(PROBLEM TO SOLVE) Pick out all lines of the entries that include the word "time" and copy them.

(INPUT ROWS)
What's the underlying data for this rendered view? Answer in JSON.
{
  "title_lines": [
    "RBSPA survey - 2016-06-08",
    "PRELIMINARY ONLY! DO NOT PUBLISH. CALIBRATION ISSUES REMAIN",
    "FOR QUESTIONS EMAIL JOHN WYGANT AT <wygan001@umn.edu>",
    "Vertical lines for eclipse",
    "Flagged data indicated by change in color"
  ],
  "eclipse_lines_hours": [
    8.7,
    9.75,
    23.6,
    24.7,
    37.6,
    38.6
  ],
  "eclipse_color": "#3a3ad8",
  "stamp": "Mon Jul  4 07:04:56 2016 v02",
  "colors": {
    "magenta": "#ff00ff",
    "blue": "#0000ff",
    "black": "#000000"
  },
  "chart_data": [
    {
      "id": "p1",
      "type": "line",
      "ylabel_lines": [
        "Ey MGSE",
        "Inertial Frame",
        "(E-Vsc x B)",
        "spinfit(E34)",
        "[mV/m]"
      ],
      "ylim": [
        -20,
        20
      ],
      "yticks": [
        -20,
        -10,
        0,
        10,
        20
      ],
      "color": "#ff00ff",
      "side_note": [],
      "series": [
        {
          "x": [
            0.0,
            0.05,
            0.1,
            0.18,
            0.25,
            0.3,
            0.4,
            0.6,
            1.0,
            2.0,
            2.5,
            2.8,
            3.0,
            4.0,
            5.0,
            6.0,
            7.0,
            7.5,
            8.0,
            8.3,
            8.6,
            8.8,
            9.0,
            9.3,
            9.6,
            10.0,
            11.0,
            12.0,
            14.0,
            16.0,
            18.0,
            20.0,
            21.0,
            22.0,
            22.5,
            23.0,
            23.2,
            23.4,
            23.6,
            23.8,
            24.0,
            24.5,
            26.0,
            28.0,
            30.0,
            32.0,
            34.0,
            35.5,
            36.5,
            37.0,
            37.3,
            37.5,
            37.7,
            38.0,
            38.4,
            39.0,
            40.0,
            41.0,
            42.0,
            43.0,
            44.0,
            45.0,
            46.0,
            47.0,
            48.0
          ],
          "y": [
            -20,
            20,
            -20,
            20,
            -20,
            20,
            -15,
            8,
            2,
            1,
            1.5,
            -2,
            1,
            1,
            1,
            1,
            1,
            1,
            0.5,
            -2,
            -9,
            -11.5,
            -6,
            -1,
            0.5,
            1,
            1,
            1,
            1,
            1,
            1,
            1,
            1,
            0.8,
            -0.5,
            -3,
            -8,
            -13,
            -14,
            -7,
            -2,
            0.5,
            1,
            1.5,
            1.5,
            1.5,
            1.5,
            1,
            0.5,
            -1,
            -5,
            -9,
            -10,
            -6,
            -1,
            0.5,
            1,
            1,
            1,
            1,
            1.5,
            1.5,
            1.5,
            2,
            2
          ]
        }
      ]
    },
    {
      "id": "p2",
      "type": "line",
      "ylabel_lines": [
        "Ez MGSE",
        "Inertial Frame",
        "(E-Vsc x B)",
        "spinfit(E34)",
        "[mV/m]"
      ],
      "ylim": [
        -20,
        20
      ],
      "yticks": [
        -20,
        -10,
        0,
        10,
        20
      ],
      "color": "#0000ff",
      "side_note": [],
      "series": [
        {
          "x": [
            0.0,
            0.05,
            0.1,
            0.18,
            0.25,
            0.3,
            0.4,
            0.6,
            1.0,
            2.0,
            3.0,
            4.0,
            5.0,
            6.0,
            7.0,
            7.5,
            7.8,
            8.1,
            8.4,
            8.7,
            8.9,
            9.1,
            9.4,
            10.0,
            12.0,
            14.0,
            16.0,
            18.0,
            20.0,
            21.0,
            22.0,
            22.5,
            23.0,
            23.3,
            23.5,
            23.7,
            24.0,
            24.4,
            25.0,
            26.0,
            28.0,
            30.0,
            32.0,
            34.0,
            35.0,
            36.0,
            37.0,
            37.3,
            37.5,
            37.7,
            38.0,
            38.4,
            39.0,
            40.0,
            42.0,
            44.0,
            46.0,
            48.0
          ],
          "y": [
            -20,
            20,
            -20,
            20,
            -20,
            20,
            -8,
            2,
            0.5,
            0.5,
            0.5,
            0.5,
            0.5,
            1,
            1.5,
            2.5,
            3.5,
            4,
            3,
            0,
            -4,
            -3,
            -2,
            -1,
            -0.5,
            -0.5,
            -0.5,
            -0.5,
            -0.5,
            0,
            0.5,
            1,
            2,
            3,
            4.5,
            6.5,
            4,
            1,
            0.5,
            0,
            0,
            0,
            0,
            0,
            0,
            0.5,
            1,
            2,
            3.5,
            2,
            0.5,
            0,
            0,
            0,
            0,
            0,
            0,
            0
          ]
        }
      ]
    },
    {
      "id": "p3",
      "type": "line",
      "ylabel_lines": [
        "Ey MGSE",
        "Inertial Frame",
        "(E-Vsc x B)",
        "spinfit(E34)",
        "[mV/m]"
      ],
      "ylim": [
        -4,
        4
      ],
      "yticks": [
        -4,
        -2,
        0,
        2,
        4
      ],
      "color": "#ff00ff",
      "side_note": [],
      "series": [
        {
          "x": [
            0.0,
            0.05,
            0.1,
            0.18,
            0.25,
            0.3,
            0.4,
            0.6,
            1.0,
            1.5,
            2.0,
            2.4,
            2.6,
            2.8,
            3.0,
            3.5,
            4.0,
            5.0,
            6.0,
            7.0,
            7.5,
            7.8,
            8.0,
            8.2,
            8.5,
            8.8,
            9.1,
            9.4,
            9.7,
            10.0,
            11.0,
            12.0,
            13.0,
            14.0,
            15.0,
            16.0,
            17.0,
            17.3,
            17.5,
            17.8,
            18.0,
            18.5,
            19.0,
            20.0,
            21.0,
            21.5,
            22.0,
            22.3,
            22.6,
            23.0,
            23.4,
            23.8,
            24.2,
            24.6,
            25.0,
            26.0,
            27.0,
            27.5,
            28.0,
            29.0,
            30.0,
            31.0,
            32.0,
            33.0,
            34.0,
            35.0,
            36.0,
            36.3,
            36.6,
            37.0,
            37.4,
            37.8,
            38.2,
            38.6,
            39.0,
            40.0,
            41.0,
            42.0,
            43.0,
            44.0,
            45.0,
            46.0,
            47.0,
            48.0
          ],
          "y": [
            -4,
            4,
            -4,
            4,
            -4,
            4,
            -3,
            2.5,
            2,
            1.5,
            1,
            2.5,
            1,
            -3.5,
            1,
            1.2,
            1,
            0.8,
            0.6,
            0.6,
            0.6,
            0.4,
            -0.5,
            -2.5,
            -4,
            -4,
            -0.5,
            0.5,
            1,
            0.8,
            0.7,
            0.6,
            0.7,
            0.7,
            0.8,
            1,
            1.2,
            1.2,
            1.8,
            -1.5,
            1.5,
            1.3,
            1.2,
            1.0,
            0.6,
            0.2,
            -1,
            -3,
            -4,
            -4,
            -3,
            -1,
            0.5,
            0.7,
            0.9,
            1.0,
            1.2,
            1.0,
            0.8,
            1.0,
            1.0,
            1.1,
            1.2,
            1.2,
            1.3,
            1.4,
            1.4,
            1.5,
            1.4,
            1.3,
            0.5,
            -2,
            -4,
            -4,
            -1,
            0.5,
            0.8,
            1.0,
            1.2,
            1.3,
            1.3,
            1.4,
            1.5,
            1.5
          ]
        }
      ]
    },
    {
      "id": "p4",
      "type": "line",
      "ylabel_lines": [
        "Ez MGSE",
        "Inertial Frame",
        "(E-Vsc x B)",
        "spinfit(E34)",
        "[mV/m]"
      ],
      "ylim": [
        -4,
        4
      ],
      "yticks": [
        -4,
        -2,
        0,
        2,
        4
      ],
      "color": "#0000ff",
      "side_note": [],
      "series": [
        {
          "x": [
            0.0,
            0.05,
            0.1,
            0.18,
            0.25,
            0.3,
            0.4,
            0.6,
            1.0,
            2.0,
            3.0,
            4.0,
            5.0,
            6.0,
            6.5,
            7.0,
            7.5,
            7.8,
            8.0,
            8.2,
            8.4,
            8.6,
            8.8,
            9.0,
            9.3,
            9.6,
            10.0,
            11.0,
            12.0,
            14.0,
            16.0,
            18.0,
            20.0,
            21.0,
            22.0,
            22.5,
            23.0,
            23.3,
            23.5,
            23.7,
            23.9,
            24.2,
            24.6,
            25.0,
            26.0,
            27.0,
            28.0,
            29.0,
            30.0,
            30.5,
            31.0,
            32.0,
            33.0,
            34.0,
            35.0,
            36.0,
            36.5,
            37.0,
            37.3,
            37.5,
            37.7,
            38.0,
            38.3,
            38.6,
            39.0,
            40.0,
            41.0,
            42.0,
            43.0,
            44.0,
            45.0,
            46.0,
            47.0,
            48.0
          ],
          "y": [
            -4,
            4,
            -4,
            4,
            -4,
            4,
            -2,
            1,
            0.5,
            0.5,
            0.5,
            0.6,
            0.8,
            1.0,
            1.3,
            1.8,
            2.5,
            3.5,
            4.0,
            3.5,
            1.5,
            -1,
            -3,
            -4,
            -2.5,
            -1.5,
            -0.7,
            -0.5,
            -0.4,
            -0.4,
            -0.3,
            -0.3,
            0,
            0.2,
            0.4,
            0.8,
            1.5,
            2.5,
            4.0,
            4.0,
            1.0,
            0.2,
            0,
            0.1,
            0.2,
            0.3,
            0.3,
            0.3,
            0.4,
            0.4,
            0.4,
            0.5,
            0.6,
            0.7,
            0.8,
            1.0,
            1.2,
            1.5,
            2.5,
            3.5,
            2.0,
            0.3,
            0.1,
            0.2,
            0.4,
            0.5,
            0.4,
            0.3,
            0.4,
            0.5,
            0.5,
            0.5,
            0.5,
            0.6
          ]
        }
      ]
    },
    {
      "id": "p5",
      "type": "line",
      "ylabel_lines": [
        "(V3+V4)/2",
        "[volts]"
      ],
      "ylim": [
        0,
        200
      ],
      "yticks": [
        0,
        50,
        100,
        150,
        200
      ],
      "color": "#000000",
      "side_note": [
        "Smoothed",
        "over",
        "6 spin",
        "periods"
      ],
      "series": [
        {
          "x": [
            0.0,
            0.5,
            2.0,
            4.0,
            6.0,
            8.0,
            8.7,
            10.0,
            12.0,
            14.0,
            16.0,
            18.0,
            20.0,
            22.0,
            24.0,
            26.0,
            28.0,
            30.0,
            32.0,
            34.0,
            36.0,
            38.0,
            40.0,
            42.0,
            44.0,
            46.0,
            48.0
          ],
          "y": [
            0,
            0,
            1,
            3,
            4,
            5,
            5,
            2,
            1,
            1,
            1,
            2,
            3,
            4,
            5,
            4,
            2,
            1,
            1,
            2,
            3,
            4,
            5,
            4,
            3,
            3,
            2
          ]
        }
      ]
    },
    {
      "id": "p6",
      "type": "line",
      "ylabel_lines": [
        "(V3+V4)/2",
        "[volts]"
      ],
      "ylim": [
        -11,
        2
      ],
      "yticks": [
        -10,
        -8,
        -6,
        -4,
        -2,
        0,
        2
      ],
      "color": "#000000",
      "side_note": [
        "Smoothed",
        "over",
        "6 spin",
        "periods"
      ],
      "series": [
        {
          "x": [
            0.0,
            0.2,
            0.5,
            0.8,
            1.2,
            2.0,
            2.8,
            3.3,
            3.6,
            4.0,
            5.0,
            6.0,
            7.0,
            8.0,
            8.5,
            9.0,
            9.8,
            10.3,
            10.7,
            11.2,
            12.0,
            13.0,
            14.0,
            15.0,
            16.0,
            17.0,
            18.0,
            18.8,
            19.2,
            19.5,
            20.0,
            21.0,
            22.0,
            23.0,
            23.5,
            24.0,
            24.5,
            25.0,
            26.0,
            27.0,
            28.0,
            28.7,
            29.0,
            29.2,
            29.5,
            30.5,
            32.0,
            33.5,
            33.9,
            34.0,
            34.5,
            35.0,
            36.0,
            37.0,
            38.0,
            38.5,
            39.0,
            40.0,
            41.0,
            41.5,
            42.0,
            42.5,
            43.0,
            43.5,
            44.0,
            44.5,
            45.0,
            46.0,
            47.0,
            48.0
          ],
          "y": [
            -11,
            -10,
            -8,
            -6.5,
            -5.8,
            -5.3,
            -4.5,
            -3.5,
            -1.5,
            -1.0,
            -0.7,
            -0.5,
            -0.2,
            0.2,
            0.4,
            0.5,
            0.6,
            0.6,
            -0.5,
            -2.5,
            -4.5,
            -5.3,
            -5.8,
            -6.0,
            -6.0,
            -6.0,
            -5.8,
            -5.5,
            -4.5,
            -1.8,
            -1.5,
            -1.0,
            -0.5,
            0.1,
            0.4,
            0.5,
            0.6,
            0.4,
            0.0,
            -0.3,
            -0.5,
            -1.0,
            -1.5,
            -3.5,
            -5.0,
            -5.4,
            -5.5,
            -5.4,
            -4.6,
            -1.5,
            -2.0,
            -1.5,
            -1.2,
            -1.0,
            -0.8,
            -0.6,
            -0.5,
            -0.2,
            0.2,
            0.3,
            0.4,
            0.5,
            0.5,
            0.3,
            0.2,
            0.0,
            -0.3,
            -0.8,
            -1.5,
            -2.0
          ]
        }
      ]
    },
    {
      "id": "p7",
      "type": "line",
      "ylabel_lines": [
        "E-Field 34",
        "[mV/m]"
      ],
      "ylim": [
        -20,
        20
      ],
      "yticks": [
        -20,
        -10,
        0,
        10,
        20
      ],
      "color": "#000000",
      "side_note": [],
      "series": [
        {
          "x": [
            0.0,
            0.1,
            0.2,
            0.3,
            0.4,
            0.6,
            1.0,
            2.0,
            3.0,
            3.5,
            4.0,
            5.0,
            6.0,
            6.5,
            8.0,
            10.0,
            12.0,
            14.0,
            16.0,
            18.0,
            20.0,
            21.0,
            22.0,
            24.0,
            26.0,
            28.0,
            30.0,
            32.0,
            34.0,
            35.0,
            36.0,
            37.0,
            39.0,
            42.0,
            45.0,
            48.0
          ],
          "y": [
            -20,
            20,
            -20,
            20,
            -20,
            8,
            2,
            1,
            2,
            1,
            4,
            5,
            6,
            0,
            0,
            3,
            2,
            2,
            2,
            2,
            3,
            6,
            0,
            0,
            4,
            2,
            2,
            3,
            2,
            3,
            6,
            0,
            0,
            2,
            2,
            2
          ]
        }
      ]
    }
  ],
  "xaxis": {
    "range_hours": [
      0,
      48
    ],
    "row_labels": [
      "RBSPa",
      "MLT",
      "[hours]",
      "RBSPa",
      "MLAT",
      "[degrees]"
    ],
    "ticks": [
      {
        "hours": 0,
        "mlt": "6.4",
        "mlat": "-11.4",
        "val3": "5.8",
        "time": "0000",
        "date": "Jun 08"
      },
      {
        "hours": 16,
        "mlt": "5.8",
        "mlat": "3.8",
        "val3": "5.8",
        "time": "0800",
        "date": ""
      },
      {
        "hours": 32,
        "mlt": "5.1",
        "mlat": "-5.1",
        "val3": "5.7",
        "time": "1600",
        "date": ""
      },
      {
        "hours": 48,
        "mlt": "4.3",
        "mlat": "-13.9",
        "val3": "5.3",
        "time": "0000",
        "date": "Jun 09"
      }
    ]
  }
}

(OUTPUT OF THE EXERCISE)
        "time": "0000",
        "time": "0800",
        "time": "1600",
        "time": "0000",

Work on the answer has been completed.